Entries taken from a collection:

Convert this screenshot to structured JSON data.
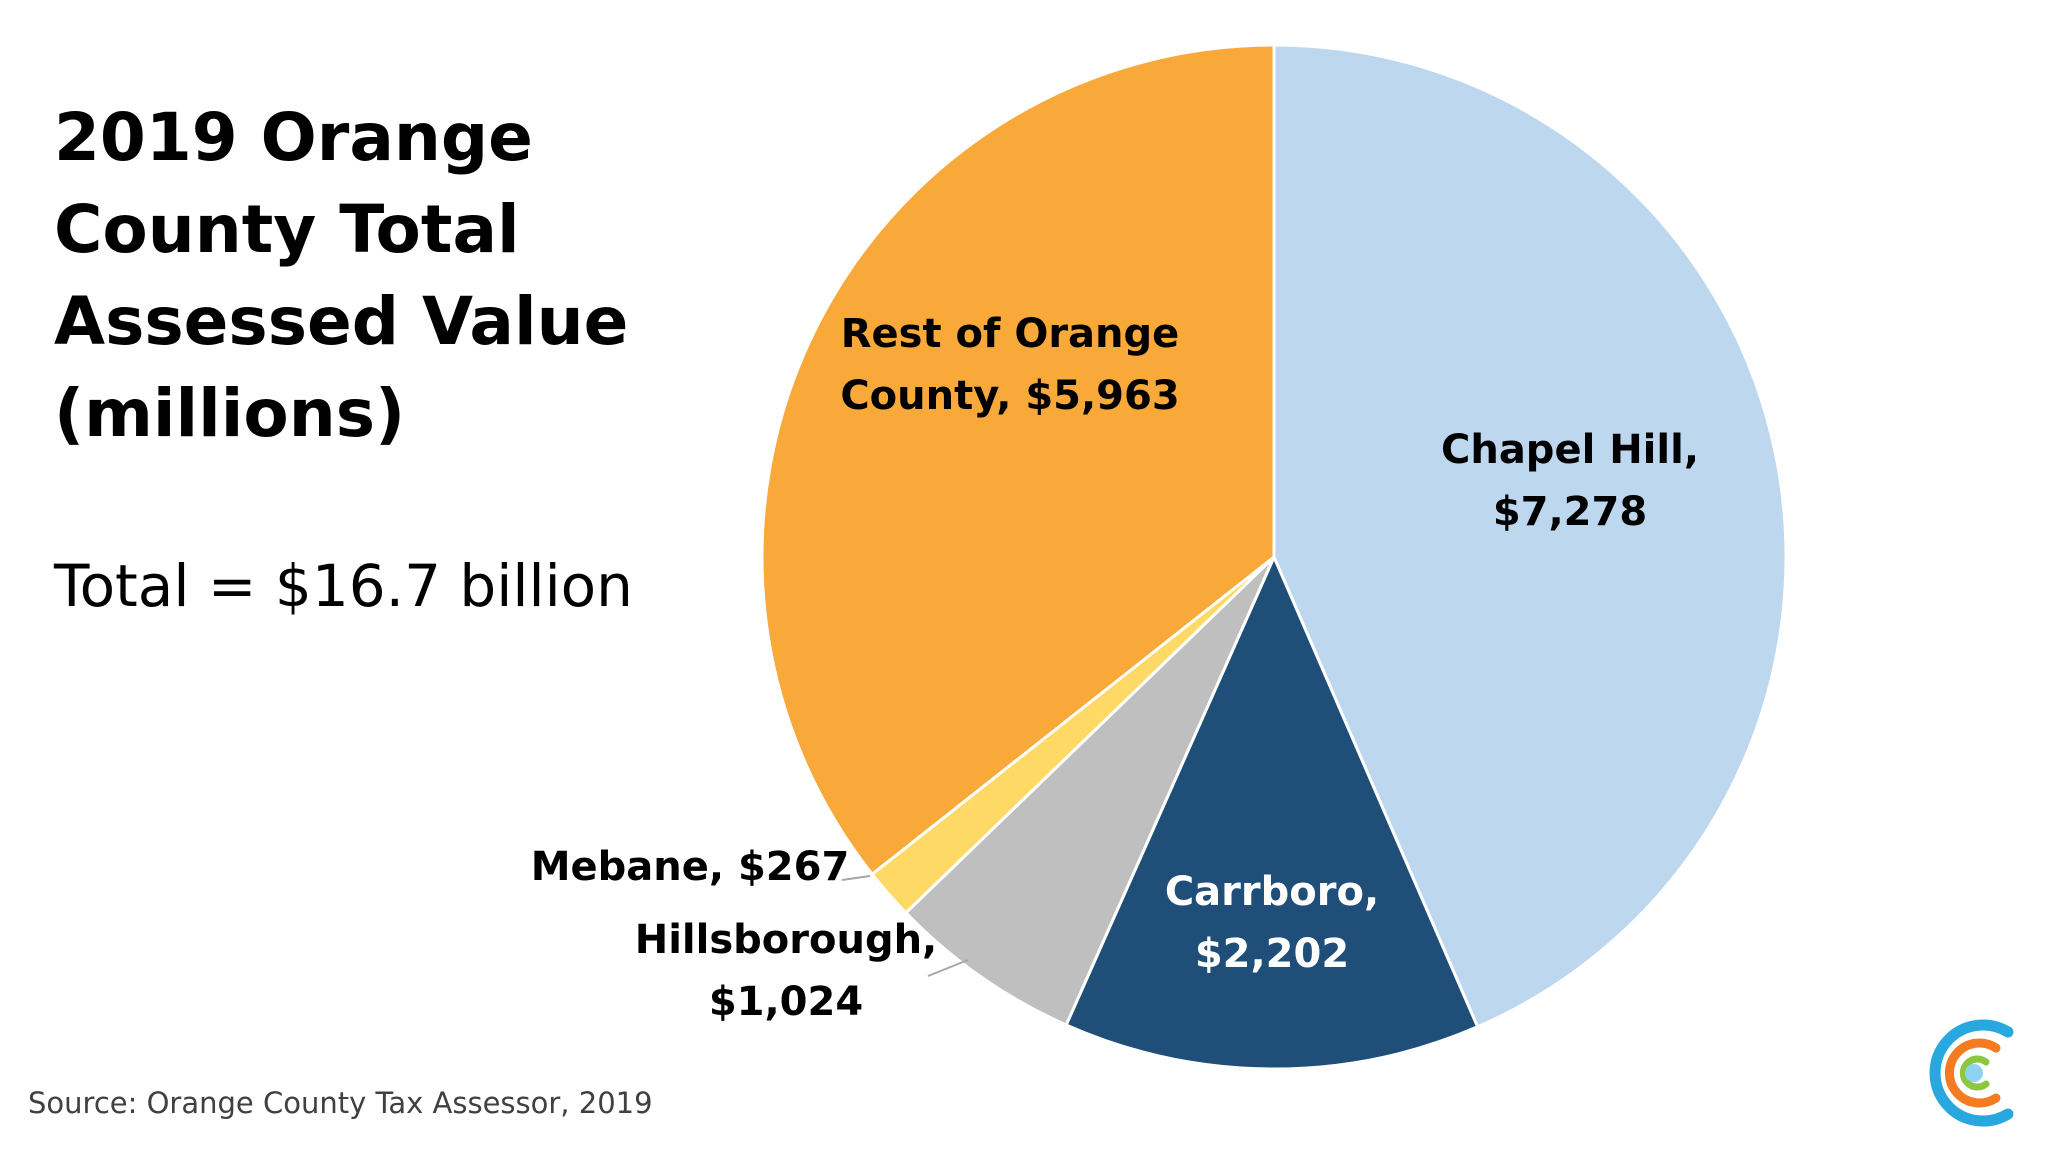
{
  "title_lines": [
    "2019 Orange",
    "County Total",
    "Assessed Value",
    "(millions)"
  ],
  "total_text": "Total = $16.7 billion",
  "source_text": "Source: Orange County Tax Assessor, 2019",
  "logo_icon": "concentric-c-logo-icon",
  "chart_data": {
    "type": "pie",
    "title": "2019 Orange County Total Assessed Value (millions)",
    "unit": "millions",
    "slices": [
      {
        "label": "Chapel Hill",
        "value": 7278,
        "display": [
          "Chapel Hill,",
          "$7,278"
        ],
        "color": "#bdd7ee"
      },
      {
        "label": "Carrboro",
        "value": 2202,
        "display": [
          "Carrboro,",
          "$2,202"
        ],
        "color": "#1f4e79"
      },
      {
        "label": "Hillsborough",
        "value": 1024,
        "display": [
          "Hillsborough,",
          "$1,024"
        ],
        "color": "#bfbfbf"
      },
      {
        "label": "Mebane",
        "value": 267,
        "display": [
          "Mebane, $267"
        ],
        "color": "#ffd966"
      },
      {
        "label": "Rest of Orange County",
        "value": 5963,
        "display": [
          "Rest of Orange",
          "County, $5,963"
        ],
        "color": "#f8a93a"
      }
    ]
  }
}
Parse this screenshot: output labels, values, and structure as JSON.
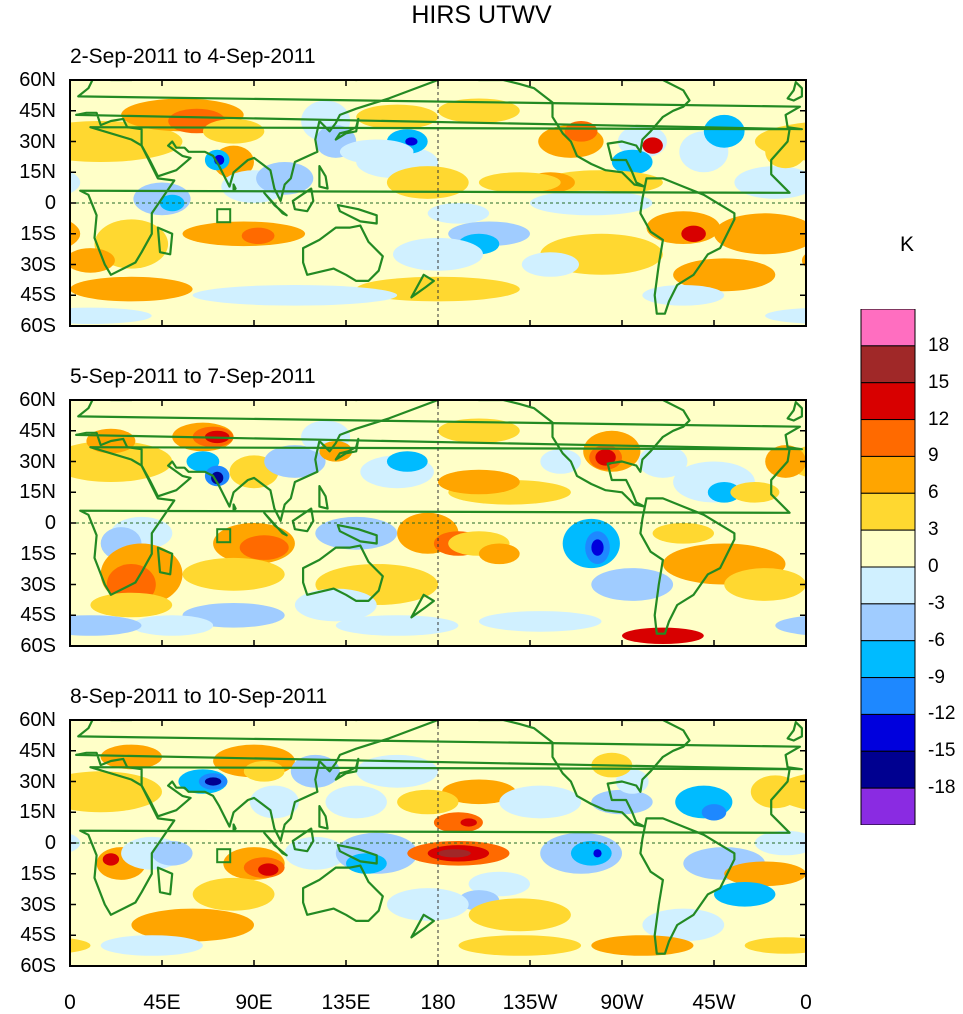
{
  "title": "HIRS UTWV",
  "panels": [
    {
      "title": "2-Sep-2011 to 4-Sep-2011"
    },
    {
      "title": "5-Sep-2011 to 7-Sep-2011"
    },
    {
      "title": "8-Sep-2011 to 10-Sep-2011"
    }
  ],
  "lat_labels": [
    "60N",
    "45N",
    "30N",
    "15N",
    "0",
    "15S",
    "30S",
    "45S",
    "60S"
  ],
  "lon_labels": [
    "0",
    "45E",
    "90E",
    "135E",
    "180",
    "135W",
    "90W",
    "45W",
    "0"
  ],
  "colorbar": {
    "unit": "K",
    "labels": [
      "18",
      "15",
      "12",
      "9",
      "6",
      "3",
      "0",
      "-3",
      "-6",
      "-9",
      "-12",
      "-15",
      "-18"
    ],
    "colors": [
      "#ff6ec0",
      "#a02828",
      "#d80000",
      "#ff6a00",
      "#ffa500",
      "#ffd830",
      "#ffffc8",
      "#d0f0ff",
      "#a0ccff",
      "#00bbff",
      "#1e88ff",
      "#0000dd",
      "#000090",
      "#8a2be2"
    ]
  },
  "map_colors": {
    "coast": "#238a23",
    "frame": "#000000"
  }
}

- Written task -
Using the material above, gather every line that includes "Rest".

- Full solution -
        "label": "Rest of Orange County",
          "Rest of Orange",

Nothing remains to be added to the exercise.